◆ Objective ◆
Scan the records for the word "tables". Copy each line that includes it.

◆ Dataset items ◆
-*-*-
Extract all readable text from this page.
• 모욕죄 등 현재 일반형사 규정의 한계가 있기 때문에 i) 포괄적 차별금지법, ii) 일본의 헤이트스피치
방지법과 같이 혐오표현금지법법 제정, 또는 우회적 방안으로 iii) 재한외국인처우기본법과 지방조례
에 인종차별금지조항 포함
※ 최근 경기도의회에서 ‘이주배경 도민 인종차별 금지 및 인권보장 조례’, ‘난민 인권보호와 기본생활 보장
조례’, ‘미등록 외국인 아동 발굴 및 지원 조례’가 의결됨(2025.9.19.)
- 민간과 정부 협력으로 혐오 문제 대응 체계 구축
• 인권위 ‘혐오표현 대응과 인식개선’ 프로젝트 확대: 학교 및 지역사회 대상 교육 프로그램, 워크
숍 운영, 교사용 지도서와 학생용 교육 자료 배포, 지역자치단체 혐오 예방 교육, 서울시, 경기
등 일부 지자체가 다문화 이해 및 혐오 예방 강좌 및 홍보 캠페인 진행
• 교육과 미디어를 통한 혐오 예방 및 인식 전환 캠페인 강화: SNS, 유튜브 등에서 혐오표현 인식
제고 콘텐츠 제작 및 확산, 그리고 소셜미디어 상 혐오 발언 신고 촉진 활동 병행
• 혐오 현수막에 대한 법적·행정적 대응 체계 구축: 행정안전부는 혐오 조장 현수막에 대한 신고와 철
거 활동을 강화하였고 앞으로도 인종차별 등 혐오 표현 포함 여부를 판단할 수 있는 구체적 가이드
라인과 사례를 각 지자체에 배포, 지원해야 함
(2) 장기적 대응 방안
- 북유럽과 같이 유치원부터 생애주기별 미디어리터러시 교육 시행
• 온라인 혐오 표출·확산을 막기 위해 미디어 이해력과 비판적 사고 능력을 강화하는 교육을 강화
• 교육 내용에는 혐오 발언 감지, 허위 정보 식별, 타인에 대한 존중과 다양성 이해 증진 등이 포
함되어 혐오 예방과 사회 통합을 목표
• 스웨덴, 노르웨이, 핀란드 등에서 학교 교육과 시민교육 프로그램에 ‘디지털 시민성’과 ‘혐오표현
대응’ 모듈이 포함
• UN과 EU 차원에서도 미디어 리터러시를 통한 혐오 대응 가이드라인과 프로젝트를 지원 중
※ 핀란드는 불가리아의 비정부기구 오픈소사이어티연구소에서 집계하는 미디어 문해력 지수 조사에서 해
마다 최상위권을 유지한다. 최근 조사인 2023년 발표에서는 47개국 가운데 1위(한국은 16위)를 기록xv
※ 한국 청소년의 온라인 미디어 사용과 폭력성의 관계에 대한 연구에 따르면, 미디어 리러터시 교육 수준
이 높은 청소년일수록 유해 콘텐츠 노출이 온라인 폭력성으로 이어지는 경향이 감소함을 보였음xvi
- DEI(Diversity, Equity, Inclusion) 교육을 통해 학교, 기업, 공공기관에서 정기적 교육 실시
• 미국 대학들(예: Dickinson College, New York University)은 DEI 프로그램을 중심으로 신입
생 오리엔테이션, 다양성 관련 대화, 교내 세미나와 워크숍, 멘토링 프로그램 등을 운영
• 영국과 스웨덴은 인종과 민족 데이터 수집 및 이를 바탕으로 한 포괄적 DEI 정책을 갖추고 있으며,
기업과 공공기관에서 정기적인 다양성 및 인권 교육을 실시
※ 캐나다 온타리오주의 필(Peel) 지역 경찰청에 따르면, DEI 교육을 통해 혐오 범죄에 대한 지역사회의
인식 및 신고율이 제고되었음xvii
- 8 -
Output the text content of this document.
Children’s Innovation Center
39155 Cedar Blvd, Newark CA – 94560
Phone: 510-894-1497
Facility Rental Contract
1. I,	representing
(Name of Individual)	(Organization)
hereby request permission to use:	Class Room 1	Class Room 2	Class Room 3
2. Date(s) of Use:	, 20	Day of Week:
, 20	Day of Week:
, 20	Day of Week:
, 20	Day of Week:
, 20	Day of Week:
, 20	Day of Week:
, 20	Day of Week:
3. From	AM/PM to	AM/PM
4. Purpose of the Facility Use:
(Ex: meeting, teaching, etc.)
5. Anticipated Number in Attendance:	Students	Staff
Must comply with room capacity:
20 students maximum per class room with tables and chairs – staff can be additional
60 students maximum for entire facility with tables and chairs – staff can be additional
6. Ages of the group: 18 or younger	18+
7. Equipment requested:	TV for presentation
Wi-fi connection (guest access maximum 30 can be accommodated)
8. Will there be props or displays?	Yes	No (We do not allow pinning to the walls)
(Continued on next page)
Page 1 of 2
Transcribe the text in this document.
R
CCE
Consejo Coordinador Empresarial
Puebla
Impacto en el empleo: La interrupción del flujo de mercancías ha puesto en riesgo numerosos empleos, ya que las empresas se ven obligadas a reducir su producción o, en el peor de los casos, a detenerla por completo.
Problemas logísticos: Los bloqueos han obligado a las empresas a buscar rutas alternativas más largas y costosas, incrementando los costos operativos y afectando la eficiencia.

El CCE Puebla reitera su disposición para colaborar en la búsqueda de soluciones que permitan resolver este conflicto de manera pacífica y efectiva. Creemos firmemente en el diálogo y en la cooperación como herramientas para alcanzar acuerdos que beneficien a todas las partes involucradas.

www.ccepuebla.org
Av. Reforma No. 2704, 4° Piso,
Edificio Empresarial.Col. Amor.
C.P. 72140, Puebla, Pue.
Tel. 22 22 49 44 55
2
-*-*-
◆ The reply ◆
20 students maximum per class room with tables and chairs – staff can be additional
60 students maximum for entire facility with tables and chairs – staff can be additional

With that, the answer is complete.